## AIM
Return every line below in which "Zapraszamy" appears.

.....

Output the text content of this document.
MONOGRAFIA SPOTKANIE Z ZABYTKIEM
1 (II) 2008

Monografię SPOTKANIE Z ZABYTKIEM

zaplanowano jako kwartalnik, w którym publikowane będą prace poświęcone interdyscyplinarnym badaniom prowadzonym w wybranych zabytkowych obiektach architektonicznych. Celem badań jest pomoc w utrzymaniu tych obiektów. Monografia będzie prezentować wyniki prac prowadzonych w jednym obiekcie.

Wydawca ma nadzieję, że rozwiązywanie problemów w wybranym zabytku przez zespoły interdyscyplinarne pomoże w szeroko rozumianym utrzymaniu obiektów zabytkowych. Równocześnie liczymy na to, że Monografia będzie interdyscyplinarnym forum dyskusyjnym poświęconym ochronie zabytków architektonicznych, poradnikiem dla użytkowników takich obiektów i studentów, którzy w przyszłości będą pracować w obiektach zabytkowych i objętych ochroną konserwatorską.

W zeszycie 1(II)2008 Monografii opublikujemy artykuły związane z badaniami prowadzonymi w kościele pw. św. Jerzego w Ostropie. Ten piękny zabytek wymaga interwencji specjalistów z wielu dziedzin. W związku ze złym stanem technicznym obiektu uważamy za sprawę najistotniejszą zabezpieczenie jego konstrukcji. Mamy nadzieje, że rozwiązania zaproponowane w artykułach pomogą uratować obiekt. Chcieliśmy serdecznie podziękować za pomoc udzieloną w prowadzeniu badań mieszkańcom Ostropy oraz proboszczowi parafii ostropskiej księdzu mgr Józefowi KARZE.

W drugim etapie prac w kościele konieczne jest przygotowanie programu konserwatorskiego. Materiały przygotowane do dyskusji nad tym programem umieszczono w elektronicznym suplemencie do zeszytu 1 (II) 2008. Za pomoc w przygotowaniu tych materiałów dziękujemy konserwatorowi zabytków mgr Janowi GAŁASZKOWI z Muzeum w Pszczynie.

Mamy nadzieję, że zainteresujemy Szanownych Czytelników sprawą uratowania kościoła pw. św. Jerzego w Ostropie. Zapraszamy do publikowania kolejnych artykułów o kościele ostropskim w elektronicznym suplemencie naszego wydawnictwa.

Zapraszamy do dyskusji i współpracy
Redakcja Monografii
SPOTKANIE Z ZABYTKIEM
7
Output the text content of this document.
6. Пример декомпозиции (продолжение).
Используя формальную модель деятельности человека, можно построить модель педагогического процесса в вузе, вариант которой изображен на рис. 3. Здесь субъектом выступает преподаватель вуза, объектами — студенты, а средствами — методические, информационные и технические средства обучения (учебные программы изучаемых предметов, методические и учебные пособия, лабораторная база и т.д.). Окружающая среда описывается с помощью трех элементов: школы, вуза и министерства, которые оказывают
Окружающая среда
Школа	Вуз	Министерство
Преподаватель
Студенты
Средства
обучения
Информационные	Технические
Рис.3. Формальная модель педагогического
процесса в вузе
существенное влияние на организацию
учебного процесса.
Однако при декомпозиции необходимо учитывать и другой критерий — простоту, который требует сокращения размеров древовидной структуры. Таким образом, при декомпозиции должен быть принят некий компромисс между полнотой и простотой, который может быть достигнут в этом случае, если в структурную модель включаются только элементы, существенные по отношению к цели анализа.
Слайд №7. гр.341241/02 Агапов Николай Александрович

.....

## RESULT FOR THIS TASK
Mamy nadzieję, że zainteresujemy Szanownych Czytelników sprawą uratowania kościoła pw. św. Jerzego w Ostropie. Zapraszamy do publikowania kolejnych artykułów o kościele ostropskim w elektronicznym suplemencie naszego wydawnictwa.
Zapraszamy do dyskusji i współpracy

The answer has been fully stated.